=== Objective ===
Produce a verbatim copy of the entries listed below.

**** Records ****

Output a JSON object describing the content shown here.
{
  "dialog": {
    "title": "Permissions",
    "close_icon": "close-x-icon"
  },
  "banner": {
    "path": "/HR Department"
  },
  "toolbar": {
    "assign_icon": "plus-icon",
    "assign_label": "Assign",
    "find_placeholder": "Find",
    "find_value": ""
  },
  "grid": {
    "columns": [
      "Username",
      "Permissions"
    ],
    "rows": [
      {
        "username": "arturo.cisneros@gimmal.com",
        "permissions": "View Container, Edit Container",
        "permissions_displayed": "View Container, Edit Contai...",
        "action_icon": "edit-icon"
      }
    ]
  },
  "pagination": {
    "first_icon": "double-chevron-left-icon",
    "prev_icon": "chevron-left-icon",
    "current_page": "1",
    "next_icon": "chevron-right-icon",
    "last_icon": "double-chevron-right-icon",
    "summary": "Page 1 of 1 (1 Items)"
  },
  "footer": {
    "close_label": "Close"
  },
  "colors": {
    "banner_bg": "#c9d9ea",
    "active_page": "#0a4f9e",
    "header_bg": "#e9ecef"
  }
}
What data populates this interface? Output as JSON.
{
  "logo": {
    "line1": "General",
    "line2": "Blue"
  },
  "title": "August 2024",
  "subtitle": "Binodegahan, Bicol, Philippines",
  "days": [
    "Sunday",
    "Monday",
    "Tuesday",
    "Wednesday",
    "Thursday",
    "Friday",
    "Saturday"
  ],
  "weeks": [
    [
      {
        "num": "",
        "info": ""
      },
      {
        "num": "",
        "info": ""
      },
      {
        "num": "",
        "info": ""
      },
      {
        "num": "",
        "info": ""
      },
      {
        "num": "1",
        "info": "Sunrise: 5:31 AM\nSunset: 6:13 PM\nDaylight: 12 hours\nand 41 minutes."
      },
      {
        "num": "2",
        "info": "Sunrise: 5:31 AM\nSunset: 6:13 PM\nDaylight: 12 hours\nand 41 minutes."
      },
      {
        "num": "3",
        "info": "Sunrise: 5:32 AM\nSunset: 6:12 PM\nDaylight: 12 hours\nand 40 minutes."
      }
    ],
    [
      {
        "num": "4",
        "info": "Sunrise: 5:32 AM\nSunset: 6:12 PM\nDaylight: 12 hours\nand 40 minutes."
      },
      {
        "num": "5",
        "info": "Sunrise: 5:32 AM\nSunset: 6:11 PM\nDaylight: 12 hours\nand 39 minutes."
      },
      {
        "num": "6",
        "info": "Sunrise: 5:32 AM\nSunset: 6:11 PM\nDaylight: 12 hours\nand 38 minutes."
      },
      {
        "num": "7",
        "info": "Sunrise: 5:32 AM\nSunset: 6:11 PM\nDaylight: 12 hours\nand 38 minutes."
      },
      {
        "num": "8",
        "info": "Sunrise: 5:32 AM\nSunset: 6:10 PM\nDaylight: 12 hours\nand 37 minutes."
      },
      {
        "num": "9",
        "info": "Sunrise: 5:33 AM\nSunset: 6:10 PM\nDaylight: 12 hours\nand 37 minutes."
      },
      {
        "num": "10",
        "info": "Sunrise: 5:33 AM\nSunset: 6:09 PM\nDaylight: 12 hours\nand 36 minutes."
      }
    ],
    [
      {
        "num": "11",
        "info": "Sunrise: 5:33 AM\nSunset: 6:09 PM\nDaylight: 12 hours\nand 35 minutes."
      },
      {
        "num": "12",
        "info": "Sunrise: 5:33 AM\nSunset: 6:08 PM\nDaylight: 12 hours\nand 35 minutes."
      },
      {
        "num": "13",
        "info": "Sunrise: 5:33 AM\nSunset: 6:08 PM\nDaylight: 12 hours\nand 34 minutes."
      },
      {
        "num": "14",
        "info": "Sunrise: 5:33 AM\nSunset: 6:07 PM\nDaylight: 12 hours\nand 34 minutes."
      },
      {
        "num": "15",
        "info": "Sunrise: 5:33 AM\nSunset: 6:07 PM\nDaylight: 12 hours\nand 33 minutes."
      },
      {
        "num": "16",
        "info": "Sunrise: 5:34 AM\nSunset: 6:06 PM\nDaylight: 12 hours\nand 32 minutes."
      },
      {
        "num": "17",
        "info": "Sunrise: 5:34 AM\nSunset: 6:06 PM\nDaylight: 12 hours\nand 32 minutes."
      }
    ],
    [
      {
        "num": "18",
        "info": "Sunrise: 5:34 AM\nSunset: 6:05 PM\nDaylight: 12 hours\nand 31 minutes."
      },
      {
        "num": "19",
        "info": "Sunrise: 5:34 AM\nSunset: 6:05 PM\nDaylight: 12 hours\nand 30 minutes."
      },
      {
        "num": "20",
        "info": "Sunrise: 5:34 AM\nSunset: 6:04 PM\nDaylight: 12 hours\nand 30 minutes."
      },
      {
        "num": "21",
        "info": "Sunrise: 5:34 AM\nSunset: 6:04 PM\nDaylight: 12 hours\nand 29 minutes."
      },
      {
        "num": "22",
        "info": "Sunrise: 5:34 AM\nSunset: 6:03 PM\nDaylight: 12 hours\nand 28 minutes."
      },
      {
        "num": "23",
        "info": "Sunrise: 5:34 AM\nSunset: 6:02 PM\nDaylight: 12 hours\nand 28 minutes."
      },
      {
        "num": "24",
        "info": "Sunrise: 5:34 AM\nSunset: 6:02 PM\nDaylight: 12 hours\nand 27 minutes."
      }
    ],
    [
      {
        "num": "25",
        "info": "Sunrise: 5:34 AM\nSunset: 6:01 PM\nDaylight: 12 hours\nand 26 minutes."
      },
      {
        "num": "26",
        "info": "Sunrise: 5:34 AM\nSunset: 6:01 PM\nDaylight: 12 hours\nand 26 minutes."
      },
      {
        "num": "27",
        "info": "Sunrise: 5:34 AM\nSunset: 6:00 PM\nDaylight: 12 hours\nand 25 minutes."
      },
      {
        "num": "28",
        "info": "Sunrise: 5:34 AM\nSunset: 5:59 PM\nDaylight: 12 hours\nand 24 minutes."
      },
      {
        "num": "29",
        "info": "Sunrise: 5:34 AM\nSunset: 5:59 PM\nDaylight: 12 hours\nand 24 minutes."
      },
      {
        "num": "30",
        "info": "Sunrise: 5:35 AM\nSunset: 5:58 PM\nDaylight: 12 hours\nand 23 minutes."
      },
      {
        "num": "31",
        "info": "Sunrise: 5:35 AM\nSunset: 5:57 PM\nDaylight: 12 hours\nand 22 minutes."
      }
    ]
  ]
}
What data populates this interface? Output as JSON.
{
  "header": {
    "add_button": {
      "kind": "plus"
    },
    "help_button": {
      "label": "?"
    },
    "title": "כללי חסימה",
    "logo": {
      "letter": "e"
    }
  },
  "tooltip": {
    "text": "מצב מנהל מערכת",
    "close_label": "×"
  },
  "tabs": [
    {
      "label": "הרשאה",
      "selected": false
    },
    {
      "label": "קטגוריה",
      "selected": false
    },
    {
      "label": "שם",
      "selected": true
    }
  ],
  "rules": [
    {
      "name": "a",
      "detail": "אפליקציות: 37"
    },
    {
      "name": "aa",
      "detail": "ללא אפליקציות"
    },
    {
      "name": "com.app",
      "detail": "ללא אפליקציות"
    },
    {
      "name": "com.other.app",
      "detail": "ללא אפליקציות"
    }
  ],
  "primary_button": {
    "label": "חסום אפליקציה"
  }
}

****

=== Response to this task ===
Output a JSON object describing the content shown here.
{
  "dialog": {
    "title": "Permissions",
    "close_icon": "close-x-icon"
  },
  "banner": {
    "path": "/HR Department"
  },
  "toolbar": {
    "assign_icon": "plus-icon",
    "assign_label": "Assign",
    "find_placeholder": "Find",
    "find_value": ""
  },
  "grid": {
    "columns": [
      "Username",
      "Permissions"
    ],
    "rows": [
      {
        "username": "arturo.cisneros@gimmal.com",
        "permissions": "View Container, Edit Container",
        "permissions_displayed": "View Container, Edit Contai...",
        "action_icon": "edit-icon"
      }
    ]
  },
  "pagination": {
    "first_icon": "double-chevron-left-icon",
    "prev_icon": "chevron-left-icon",
    "current_page": "1",
    "next_icon": "chevron-right-icon",
    "last_icon": "double-chevron-right-icon",
    "summary": "Page 1 of 1 (1 Items)"
  },
  "footer": {
    "close_label": "Close"
  },
  "colors": {
    "banner_bg": "#c9d9ea",
    "active_page": "#0a4f9e",
    "header_bg": "#e9ecef"
  }
}
What data populates this interface? Output as JSON.
{
  "logo": {
    "line1": "General",
    "line2": "Blue"
  },
  "title": "August 2024",
  "subtitle": "Binodegahan, Bicol, Philippines",
  "days": [
    "Sunday",
    "Monday",
    "Tuesday",
    "Wednesday",
    "Thursday",
    "Friday",
    "Saturday"
  ],
  "weeks": [
    [
      {
        "num": "",
        "info": ""
      },
      {
        "num": "",
        "info": ""
      },
      {
        "num": "",
        "info": ""
      },
      {
        "num": "",
        "info": ""
      },
      {
        "num": "1",
        "info": "Sunrise: 5:31 AM\nSunset: 6:13 PM\nDaylight: 12 hours\nand 41 minutes."
      },
      {
        "num": "2",
        "info": "Sunrise: 5:31 AM\nSunset: 6:13 PM\nDaylight: 12 hours\nand 41 minutes."
      },
      {
        "num": "3",
        "info": "Sunrise: 5:32 AM\nSunset: 6:12 PM\nDaylight: 12 hours\nand 40 minutes."
      }
    ],
    [
      {
        "num": "4",
        "info": "Sunrise: 5:32 AM\nSunset: 6:12 PM\nDaylight: 12 hours\nand 40 minutes."
      },
      {
        "num": "5",
        "info": "Sunrise: 5:32 AM\nSunset: 6:11 PM\nDaylight: 12 hours\nand 39 minutes."
      },
      {
        "num": "6",
        "info": "Sunrise: 5:32 AM\nSunset: 6:11 PM\nDaylight: 12 hours\nand 38 minutes."
      },
      {
        "num": "7",
        "info": "Sunrise: 5:32 AM\nSunset: 6:11 PM\nDaylight: 12 hours\nand 38 minutes."
      },
      {
        "num": "8",
        "info": "Sunrise: 5:32 AM\nSunset: 6:10 PM\nDaylight: 12 hours\nand 37 minutes."
      },
      {
        "num": "9",
        "info": "Sunrise: 5:33 AM\nSunset: 6:10 PM\nDaylight: 12 hours\nand 37 minutes."
      },
      {
        "num": "10",
        "info": "Sunrise: 5:33 AM\nSunset: 6:09 PM\nDaylight: 12 hours\nand 36 minutes."
      }
    ],
    [
      {
        "num": "11",
        "info": "Sunrise: 5:33 AM\nSunset: 6:09 PM\nDaylight: 12 hours\nand 35 minutes."
      },
      {
        "num": "12",
        "info": "Sunrise: 5:33 AM\nSunset: 6:08 PM\nDaylight: 12 hours\nand 35 minutes."
      },
      {
        "num": "13",
        "info": "Sunrise: 5:33 AM\nSunset: 6:08 PM\nDaylight: 12 hours\nand 34 minutes."
      },
      {
        "num": "14",
        "info": "Sunrise: 5:33 AM\nSunset: 6:07 PM\nDaylight: 12 hours\nand 34 minutes."
      },
      {
        "num": "15",
        "info": "Sunrise: 5:33 AM\nSunset: 6:07 PM\nDaylight: 12 hours\nand 33 minutes."
      },
      {
        "num": "16",
        "info": "Sunrise: 5:34 AM\nSunset: 6:06 PM\nDaylight: 12 hours\nand 32 minutes."
      },
      {
        "num": "17",
        "info": "Sunrise: 5:34 AM\nSunset: 6:06 PM\nDaylight: 12 hours\nand 32 minutes."
      }
    ],
    [
      {
        "num": "18",
        "info": "Sunrise: 5:34 AM\nSunset: 6:05 PM\nDaylight: 12 hours\nand 31 minutes."
      },
      {
        "num": "19",
        "info": "Sunrise: 5:34 AM\nSunset: 6:05 PM\nDaylight: 12 hours\nand 30 minutes."
      },
      {
        "num": "20",
        "info": "Sunrise: 5:34 AM\nSunset: 6:04 PM\nDaylight: 12 hours\nand 30 minutes."
      },
      {
        "num": "21",
        "info": "Sunrise: 5:34 AM\nSunset: 6:04 PM\nDaylight: 12 hours\nand 29 minutes."
      },
      {
        "num": "22",
        "info": "Sunrise: 5:34 AM\nSunset: 6:03 PM\nDaylight: 12 hours\nand 28 minutes."
      },
      {
        "num": "23",
        "info": "Sunrise: 5:34 AM\nSunset: 6:02 PM\nDaylight: 12 hours\nand 28 minutes."
      },
      {
        "num": "24",
        "info": "Sunrise: 5:34 AM\nSunset: 6:02 PM\nDaylight: 12 hours\nand 27 minutes."
      }
    ],
    [
      {
        "num": "25",
        "info": "Sunrise: 5:34 AM\nSunset: 6:01 PM\nDaylight: 12 hours\nand 26 minutes."
      },
      {
        "num": "26",
        "info": "Sunrise: 5:34 AM\nSunset: 6:01 PM\nDaylight: 12 hours\nand 26 minutes."
      },
      {
        "num": "27",
        "info": "Sunrise: 5:34 AM\nSunset: 6:00 PM\nDaylight: 12 hours\nand 25 minutes."
      },
      {
        "num": "28",
        "info": "Sunrise: 5:34 AM\nSunset: 5:59 PM\nDaylight: 12 hours\nand 24 minutes."
      },
      {
        "num": "29",
        "info": "Sunrise: 5:34 AM\nSunset: 5:59 PM\nDaylight: 12 hours\nand 24 minutes."
      },
      {
        "num": "30",
        "info": "Sunrise: 5:35 AM\nSunset: 5:58 PM\nDaylight: 12 hours\nand 23 minutes."
      },
      {
        "num": "31",
        "info": "Sunrise: 5:35 AM\nSunset: 5:57 PM\nDaylight: 12 hours\nand 22 minutes."
      }
    ]
  ]
}
What data populates this interface? Output as JSON.
{
  "header": {
    "add_button": {
      "kind": "plus"
    },
    "help_button": {
      "label": "?"
    },
    "title": "כללי חסימה",
    "logo": {
      "letter": "e"
    }
  },
  "tooltip": {
    "text": "מצב מנהל מערכת",
    "close_label": "×"
  },
  "tabs": [
    {
      "label": "הרשאה",
      "selected": false
    },
    {
      "label": "קטגוריה",
      "selected": false
    },
    {
      "label": "שם",
      "selected": true
    }
  ],
  "rules": [
    {
      "name": "a",
      "detail": "אפליקציות: 37"
    },
    {
      "name": "aa",
      "detail": "ללא אפליקציות"
    },
    {
      "name": "com.app",
      "detail": "ללא אפליקציות"
    },
    {
      "name": "com.other.app",
      "detail": "ללא אפליקציות"
    }
  ],
  "primary_button": {
    "label": "חסום אפליקציה"
  }
}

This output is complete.